**STATED PROBLEM**
For this exercise, copy out each line of the material below that includes "above".

**ENTRIES**
⟨
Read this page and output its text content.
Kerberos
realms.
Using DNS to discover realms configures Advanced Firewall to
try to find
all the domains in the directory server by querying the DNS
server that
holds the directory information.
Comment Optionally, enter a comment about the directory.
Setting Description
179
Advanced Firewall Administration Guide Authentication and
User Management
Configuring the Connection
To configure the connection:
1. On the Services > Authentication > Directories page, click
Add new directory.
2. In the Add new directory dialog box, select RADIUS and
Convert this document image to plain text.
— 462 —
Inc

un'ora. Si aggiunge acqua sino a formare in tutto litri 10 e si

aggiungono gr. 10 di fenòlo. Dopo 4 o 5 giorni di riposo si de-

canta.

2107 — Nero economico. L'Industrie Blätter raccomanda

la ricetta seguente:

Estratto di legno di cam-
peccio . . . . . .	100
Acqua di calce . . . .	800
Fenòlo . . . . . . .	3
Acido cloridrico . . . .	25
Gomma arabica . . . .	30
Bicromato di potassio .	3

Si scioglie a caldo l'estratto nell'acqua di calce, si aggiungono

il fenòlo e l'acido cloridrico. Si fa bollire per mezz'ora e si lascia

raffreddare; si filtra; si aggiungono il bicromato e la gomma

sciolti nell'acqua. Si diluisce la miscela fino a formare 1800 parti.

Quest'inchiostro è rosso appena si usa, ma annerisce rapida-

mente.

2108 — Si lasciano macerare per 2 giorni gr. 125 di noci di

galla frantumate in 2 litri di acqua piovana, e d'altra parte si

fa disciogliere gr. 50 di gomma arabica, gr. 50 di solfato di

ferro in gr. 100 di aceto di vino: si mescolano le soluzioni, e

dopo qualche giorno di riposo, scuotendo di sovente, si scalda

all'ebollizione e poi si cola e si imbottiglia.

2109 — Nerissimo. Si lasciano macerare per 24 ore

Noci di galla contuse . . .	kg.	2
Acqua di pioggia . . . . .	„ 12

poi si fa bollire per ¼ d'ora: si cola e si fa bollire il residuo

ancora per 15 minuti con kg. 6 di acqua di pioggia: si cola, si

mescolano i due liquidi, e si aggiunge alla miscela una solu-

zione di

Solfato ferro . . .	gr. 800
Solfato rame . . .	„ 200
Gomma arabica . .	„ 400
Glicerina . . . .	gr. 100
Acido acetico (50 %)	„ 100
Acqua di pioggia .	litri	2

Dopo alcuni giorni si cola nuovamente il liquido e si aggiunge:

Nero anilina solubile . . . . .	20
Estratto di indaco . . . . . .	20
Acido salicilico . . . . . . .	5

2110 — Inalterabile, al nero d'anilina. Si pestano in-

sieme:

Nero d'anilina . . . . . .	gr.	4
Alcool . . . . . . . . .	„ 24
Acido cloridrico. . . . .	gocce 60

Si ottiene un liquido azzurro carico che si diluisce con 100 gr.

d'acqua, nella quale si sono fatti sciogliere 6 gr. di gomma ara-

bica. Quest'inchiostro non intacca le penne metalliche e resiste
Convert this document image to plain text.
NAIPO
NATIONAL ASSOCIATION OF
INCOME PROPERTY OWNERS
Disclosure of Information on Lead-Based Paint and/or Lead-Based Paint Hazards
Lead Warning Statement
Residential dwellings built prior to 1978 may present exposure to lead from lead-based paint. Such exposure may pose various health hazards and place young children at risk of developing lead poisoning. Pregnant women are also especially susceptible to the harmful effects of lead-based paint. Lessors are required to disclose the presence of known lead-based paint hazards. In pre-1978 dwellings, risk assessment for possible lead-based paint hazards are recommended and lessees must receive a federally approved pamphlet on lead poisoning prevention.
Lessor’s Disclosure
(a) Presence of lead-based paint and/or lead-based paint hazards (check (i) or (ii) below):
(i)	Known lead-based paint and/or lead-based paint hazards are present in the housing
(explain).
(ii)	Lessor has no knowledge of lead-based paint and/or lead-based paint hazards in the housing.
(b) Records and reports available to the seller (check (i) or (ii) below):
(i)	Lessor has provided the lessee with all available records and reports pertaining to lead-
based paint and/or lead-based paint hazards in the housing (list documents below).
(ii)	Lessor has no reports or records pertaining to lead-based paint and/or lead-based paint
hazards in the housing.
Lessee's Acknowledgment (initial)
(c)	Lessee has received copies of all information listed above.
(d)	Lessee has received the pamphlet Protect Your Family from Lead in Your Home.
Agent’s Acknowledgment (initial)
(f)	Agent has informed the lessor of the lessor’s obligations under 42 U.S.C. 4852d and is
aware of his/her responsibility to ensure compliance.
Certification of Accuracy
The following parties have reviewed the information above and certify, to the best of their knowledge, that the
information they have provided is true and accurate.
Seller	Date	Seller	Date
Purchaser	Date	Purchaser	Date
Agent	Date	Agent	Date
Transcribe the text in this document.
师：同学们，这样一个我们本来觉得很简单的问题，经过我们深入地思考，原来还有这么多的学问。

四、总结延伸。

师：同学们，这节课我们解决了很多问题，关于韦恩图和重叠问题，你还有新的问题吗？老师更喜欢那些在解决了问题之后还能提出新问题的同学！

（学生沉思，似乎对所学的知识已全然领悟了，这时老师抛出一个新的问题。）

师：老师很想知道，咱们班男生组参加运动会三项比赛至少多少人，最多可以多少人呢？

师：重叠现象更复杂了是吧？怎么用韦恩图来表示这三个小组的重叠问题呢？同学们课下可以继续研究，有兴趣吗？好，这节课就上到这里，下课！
⟩
**RESULT**
(c)	Lessee has received copies of all information listed above.
The following parties have reviewed the information above and certify, to the best of their knowledge, that the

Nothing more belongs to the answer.